REQUIREMENT: Retype each entry below exactly as it stands.

— START EXCERPTED DATA —

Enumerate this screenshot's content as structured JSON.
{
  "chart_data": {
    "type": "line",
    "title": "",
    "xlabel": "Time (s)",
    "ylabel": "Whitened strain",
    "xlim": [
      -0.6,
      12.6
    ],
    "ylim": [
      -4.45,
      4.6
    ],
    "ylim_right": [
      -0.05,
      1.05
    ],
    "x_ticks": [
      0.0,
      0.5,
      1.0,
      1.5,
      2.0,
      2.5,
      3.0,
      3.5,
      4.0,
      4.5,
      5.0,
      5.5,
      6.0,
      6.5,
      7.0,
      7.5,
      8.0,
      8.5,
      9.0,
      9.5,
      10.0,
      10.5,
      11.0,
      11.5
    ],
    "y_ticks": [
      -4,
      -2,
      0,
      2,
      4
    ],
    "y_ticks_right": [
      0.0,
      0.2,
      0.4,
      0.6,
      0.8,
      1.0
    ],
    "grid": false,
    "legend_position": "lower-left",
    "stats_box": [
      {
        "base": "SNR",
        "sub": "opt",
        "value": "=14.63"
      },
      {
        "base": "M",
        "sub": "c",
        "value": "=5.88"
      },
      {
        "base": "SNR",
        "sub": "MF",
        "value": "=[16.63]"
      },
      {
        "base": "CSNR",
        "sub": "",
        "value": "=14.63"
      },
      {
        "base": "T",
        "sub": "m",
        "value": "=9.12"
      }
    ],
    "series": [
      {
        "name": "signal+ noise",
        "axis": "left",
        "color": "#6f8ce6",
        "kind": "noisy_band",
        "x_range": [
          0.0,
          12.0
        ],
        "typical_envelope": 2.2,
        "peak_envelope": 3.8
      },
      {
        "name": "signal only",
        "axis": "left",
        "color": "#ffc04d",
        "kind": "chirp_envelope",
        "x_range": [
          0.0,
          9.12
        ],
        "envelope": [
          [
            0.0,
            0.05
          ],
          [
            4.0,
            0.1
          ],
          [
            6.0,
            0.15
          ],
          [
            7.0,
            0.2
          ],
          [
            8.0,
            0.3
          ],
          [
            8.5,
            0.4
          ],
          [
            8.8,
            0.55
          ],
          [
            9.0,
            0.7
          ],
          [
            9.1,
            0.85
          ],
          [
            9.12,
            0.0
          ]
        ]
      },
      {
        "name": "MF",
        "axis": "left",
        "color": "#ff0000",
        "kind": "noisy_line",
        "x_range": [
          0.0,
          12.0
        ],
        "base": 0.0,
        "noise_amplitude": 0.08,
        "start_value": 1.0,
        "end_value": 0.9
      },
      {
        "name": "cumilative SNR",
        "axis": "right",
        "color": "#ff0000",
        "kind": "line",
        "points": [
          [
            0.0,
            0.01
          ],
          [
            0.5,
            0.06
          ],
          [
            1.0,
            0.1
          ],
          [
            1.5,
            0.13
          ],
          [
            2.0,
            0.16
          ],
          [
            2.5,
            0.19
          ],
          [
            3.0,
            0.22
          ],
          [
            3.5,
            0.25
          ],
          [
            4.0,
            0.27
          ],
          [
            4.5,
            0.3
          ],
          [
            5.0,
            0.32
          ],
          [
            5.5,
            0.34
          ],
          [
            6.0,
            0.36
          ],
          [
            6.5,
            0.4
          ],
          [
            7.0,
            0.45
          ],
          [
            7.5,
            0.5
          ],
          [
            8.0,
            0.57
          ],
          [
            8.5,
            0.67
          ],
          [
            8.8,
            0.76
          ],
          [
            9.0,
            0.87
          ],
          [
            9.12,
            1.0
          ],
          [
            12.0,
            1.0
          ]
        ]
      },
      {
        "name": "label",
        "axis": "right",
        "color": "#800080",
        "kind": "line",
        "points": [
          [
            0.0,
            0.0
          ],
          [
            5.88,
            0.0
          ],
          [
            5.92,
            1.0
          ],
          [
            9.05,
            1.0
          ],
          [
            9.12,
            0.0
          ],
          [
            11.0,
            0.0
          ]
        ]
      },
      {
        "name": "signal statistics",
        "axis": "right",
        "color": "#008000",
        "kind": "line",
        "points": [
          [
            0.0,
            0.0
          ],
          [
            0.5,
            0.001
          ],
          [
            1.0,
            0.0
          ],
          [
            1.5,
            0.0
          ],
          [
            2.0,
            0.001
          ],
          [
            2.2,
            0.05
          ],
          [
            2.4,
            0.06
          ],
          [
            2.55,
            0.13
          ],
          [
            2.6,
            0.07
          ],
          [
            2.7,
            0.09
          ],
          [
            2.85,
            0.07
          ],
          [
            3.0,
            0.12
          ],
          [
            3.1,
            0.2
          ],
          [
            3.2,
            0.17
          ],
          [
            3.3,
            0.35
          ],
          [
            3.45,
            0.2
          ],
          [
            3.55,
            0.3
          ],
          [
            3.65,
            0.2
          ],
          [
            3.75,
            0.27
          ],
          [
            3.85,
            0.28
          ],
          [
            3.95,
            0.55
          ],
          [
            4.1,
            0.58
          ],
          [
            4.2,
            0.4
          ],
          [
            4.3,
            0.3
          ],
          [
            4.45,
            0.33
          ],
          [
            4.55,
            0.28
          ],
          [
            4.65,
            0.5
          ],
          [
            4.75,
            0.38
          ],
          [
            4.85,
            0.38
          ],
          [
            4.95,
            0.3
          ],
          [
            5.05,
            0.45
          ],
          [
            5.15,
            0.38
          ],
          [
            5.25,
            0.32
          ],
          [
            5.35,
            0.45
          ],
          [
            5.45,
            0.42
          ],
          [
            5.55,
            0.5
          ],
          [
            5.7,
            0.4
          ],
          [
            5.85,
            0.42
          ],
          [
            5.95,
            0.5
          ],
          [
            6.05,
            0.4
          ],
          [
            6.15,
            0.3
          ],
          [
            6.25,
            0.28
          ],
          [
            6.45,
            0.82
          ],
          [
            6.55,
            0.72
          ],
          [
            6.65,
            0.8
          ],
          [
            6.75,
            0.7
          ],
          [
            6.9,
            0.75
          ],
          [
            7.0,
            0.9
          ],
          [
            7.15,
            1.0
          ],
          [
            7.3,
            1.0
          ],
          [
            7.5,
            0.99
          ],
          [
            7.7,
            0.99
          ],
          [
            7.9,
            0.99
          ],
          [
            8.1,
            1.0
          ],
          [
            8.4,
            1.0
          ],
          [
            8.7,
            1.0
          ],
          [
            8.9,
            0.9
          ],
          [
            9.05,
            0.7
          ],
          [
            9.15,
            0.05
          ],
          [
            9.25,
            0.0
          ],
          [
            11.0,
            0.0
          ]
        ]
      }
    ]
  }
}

— END EXCERPTED DATA —

SOLUTION TO THIS TASK:
Enumerate this screenshot's content as structured JSON.
{
  "chart_data": {
    "type": "line",
    "title": "",
    "xlabel": "Time (s)",
    "ylabel": "Whitened strain",
    "xlim": [
      -0.6,
      12.6
    ],
    "ylim": [
      -4.45,
      4.6
    ],
    "ylim_right": [
      -0.05,
      1.05
    ],
    "x_ticks": [
      0.0,
      0.5,
      1.0,
      1.5,
      2.0,
      2.5,
      3.0,
      3.5,
      4.0,
      4.5,
      5.0,
      5.5,
      6.0,
      6.5,
      7.0,
      7.5,
      8.0,
      8.5,
      9.0,
      9.5,
      10.0,
      10.5,
      11.0,
      11.5
    ],
    "y_ticks": [
      -4,
      -2,
      0,
      2,
      4
    ],
    "y_ticks_right": [
      0.0,
      0.2,
      0.4,
      0.6,
      0.8,
      1.0
    ],
    "grid": false,
    "legend_position": "lower-left",
    "stats_box": [
      {
        "base": "SNR",
        "sub": "opt",
        "value": "=14.63"
      },
      {
        "base": "M",
        "sub": "c",
        "value": "=5.88"
      },
      {
        "base": "SNR",
        "sub": "MF",
        "value": "=[16.63]"
      },
      {
        "base": "CSNR",
        "sub": "",
        "value": "=14.63"
      },
      {
        "base": "T",
        "sub": "m",
        "value": "=9.12"
      }
    ],
    "series": [
      {
        "name": "signal+ noise",
        "axis": "left",
        "color": "#6f8ce6",
        "kind": "noisy_band",
        "x_range": [
          0.0,
          12.0
        ],
        "typical_envelope": 2.2,
        "peak_envelope": 3.8
      },
      {
        "name": "signal only",
        "axis": "left",
        "color": "#ffc04d",
        "kind": "chirp_envelope",
        "x_range": [
          0.0,
          9.12
        ],
        "envelope": [
          [
            0.0,
            0.05
          ],
          [
            4.0,
            0.1
          ],
          [
            6.0,
            0.15
          ],
          [
            7.0,
            0.2
          ],
          [
            8.0,
            0.3
          ],
          [
            8.5,
            0.4
          ],
          [
            8.8,
            0.55
          ],
          [
            9.0,
            0.7
          ],
          [
            9.1,
            0.85
          ],
          [
            9.12,
            0.0
          ]
        ]
      },
      {
        "name": "MF",
        "axis": "left",
        "color": "#ff0000",
        "kind": "noisy_line",
        "x_range": [
          0.0,
          12.0
        ],
        "base": 0.0,
        "noise_amplitude": 0.08,
        "start_value": 1.0,
        "end_value": 0.9
      },
      {
        "name": "cumilative SNR",
        "axis": "right",
        "color": "#ff0000",
        "kind": "line",
        "points": [
          [
            0.0,
            0.01
          ],
          [
            0.5,
            0.06
          ],
          [
            1.0,
            0.1
          ],
          [
            1.5,
            0.13
          ],
          [
            2.0,
            0.16
          ],
          [
            2.5,
            0.19
          ],
          [
            3.0,
            0.22
          ],
          [
            3.5,
            0.25
          ],
          [
            4.0,
            0.27
          ],
          [
            4.5,
            0.3
          ],
          [
            5.0,
            0.32
          ],
          [
            5.5,
            0.34
          ],
          [
            6.0,
            0.36
          ],
          [
            6.5,
            0.4
          ],
          [
            7.0,
            0.45
          ],
          [
            7.5,
            0.5
          ],
          [
            8.0,
            0.57
          ],
          [
            8.5,
            0.67
          ],
          [
            8.8,
            0.76
          ],
          [
            9.0,
            0.87
          ],
          [
            9.12,
            1.0
          ],
          [
            12.0,
            1.0
          ]
        ]
      },
      {
        "name": "label",
        "axis": "right",
        "color": "#800080",
        "kind": "line",
        "points": [
          [
            0.0,
            0.0
          ],
          [
            5.88,
            0.0
          ],
          [
            5.92,
            1.0
          ],
          [
            9.05,
            1.0
          ],
          [
            9.12,
            0.0
          ],
          [
            11.0,
            0.0
          ]
        ]
      },
      {
        "name": "signal statistics",
        "axis": "right",
        "color": "#008000",
        "kind": "line",
        "points": [
          [
            0.0,
            0.0
          ],
          [
            0.5,
            0.001
          ],
          [
            1.0,
            0.0
          ],
          [
            1.5,
            0.0
          ],
          [
            2.0,
            0.001
          ],
          [
            2.2,
            0.05
          ],
          [
            2.4,
            0.06
          ],
          [
            2.55,
            0.13
          ],
          [
            2.6,
            0.07
          ],
          [
            2.7,
            0.09
          ],
          [
            2.85,
            0.07
          ],
          [
            3.0,
            0.12
          ],
          [
            3.1,
            0.2
          ],
          [
            3.2,
            0.17
          ],
          [
            3.3,
            0.35
          ],
          [
            3.45,
            0.2
          ],
          [
            3.55,
            0.3
          ],
          [
            3.65,
            0.2
          ],
          [
            3.75,
            0.27
          ],
          [
            3.85,
            0.28
          ],
          [
            3.95,
            0.55
          ],
          [
            4.1,
            0.58
          ],
          [
            4.2,
            0.4
          ],
          [
            4.3,
            0.3
          ],
          [
            4.45,
            0.33
          ],
          [
            4.55,
            0.28
          ],
          [
            4.65,
            0.5
          ],
          [
            4.75,
            0.38
          ],
          [
            4.85,
            0.38
          ],
          [
            4.95,
            0.3
          ],
          [
            5.05,
            0.45
          ],
          [
            5.15,
            0.38
          ],
          [
            5.25,
            0.32
          ],
          [
            5.35,
            0.45
          ],
          [
            5.45,
            0.42
          ],
          [
            5.55,
            0.5
          ],
          [
            5.7,
            0.4
          ],
          [
            5.85,
            0.42
          ],
          [
            5.95,
            0.5
          ],
          [
            6.05,
            0.4
          ],
          [
            6.15,
            0.3
          ],
          [
            6.25,
            0.28
          ],
          [
            6.45,
            0.82
          ],
          [
            6.55,
            0.72
          ],
          [
            6.65,
            0.8
          ],
          [
            6.75,
            0.7
          ],
          [
            6.9,
            0.75
          ],
          [
            7.0,
            0.9
          ],
          [
            7.15,
            1.0
          ],
          [
            7.3,
            1.0
          ],
          [
            7.5,
            0.99
          ],
          [
            7.7,
            0.99
          ],
          [
            7.9,
            0.99
          ],
          [
            8.1,
            1.0
          ],
          [
            8.4,
            1.0
          ],
          [
            8.7,
            1.0
          ],
          [
            8.9,
            0.9
          ],
          [
            9.05,
            0.7
          ],
          [
            9.15,
            0.05
          ],
          [
            9.25,
            0.0
          ],
          [
            11.0,
            0.0
          ]
        ]
      }
    ]
  }
}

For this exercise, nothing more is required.